- [Task statement]: Copy every line of the listing that holds the string "名称解析和".

★ ★ ★ ★ ★

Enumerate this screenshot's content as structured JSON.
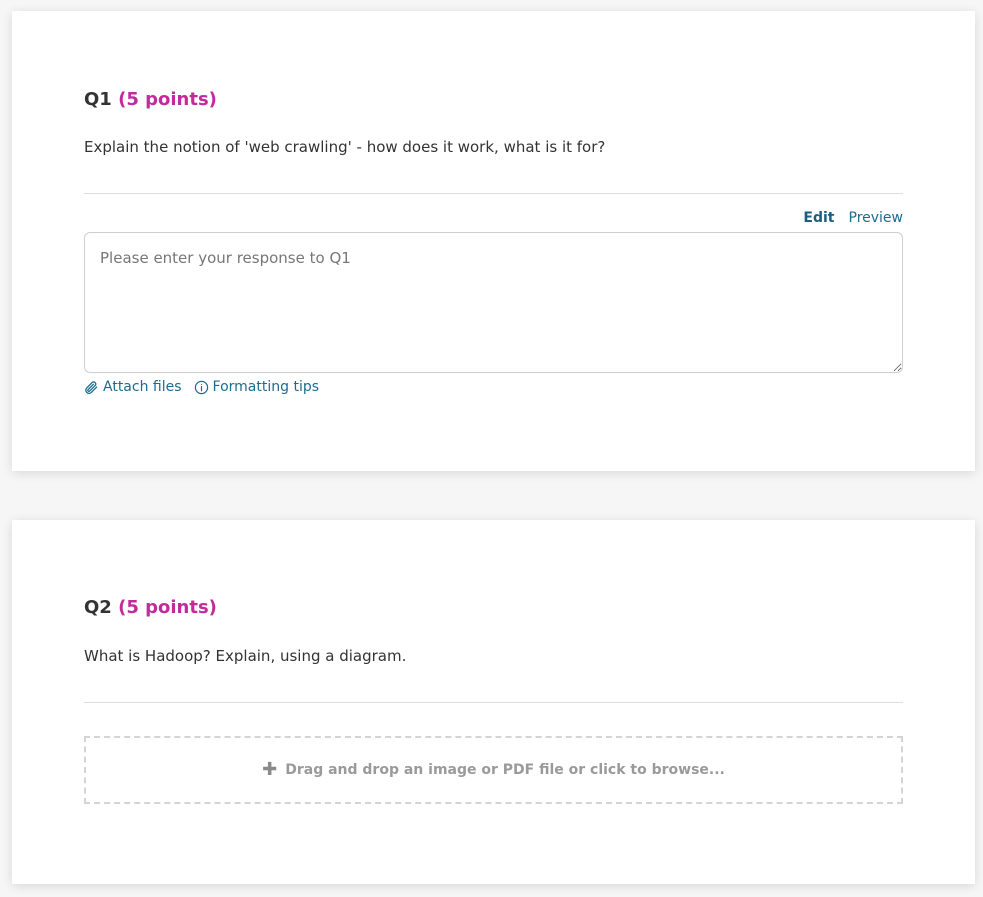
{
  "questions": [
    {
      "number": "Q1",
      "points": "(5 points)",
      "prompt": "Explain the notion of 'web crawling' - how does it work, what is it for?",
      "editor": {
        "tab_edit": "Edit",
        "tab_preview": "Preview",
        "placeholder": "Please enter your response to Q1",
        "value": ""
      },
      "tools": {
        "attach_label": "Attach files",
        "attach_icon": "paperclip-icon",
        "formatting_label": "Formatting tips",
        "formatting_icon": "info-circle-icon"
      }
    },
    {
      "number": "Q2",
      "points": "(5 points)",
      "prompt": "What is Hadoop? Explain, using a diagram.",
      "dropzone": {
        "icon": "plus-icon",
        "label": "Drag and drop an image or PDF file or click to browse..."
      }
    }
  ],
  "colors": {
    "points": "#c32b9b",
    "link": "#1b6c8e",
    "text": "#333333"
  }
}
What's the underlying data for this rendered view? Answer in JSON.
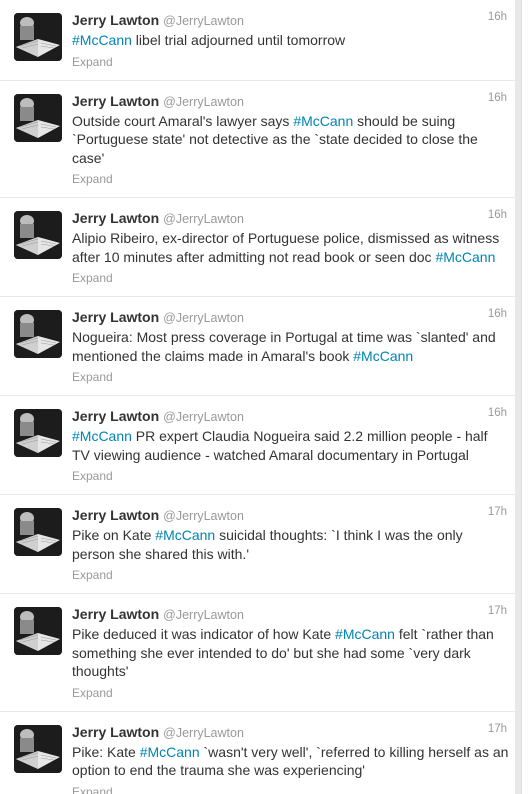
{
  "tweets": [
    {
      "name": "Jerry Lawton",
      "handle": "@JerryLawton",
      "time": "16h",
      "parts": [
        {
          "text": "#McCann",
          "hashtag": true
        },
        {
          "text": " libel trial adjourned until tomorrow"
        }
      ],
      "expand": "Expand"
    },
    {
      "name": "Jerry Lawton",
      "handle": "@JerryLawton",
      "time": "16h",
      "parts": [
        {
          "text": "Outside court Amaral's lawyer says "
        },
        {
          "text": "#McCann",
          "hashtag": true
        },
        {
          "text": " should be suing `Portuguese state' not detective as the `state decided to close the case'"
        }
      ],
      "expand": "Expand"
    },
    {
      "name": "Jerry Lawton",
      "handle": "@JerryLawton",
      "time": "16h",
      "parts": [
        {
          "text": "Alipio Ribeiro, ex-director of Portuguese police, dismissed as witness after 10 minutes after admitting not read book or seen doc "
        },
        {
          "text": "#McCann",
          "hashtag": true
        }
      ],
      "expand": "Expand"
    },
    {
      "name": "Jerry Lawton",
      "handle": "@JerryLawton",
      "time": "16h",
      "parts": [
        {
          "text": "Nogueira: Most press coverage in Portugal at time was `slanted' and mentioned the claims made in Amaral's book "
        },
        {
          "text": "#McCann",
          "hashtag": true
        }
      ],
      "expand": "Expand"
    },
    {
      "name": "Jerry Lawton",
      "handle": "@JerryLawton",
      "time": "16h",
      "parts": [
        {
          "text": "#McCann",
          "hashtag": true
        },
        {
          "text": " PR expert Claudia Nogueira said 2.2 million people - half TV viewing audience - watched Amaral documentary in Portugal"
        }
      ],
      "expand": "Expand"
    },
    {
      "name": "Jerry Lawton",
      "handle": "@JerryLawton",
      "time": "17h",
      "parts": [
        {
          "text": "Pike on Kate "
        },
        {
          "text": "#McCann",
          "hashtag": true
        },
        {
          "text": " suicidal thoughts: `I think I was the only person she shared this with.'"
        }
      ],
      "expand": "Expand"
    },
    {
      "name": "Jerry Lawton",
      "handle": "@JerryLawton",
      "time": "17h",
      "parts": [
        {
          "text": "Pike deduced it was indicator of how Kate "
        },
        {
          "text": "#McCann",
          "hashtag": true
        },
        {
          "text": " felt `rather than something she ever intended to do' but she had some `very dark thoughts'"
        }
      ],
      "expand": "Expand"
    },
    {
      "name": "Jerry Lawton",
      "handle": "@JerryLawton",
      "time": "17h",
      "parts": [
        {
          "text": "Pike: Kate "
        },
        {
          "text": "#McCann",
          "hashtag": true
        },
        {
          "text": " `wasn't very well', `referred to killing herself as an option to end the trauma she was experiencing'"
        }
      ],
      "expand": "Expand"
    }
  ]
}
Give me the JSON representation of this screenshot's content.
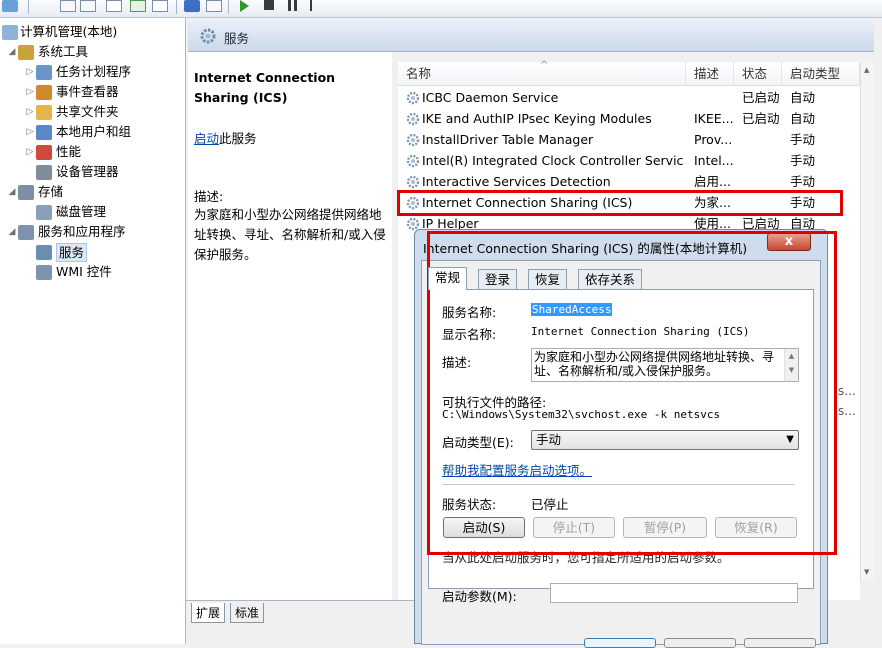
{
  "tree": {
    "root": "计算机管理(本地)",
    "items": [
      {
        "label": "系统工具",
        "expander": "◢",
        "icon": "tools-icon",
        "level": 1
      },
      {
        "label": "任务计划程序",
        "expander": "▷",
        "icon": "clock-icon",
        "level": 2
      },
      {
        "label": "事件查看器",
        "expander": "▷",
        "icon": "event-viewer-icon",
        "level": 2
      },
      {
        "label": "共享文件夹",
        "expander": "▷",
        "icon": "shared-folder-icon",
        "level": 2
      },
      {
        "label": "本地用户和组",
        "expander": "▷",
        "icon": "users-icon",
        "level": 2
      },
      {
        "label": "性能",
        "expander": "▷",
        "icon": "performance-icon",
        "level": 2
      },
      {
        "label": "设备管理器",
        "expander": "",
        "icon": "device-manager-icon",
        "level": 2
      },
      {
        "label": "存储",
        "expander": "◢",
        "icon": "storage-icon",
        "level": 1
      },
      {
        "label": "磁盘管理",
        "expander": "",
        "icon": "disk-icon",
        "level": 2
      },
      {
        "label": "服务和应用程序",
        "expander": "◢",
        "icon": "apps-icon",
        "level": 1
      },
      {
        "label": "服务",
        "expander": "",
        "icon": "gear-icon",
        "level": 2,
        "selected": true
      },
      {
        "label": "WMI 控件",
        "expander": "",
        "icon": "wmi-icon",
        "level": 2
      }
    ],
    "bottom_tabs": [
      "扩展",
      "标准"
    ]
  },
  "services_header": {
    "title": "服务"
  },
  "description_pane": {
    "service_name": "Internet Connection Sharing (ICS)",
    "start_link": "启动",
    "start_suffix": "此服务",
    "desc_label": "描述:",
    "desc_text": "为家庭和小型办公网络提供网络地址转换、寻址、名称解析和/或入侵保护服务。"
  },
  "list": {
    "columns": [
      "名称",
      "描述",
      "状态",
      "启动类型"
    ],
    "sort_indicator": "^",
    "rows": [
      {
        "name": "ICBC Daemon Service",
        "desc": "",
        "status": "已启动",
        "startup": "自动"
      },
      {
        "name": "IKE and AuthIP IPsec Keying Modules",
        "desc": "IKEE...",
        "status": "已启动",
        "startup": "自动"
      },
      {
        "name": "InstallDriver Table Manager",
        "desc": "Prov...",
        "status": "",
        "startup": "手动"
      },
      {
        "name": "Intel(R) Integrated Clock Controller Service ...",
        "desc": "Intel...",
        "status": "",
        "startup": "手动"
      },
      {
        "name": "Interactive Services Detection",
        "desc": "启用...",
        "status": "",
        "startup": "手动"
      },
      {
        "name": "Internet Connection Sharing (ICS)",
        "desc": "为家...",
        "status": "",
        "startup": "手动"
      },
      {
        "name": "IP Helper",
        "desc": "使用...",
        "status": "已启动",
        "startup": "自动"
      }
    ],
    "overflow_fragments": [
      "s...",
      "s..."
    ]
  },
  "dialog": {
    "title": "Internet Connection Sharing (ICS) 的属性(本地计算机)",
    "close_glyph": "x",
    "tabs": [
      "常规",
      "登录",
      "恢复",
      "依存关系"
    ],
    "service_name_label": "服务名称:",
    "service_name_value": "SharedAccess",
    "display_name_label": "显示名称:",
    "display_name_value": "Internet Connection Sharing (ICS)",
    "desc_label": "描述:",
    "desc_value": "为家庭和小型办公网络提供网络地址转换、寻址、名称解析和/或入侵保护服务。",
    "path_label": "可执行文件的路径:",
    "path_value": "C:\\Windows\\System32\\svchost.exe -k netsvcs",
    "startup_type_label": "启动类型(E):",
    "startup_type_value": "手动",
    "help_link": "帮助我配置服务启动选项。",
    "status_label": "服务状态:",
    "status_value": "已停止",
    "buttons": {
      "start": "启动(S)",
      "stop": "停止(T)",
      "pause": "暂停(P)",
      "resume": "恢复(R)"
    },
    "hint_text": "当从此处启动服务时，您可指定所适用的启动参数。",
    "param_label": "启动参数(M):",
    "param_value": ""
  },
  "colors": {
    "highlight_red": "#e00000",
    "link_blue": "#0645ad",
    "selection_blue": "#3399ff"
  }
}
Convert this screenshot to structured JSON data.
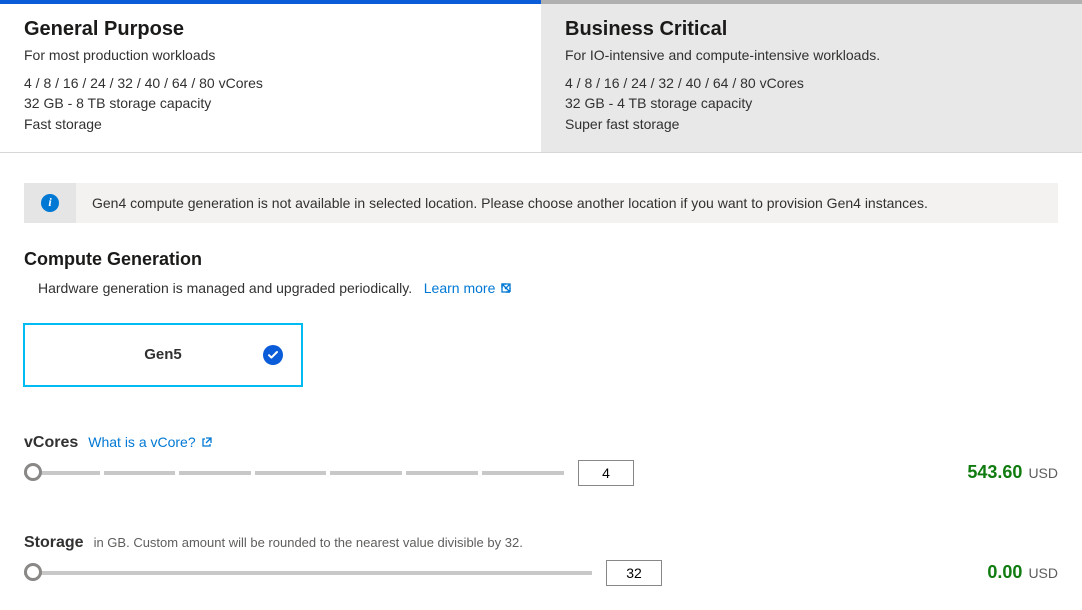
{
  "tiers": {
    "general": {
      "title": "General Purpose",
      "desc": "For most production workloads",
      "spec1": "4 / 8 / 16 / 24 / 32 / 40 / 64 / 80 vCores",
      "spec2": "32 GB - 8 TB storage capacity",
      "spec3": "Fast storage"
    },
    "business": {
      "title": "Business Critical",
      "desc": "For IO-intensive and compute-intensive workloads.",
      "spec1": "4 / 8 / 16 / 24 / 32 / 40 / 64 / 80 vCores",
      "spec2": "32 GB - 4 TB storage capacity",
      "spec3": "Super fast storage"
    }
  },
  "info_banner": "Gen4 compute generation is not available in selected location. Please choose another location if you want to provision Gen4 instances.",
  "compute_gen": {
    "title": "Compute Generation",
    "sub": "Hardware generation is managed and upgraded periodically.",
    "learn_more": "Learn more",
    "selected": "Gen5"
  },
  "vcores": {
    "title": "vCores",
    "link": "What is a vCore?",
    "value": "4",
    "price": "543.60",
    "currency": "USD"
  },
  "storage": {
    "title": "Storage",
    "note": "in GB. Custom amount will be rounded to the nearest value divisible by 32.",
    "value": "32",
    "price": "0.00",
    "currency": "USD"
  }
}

★ ★ ★ ★ ★

- [In response]:
    "desc_text": "为家庭和小型办公网络提供网络地址转换、寻址、名称解析和/或入侵保护服务。"
    "desc_value": "为家庭和小型办公网络提供网络地址转换、寻址、名称解析和/或入侵保护服务。",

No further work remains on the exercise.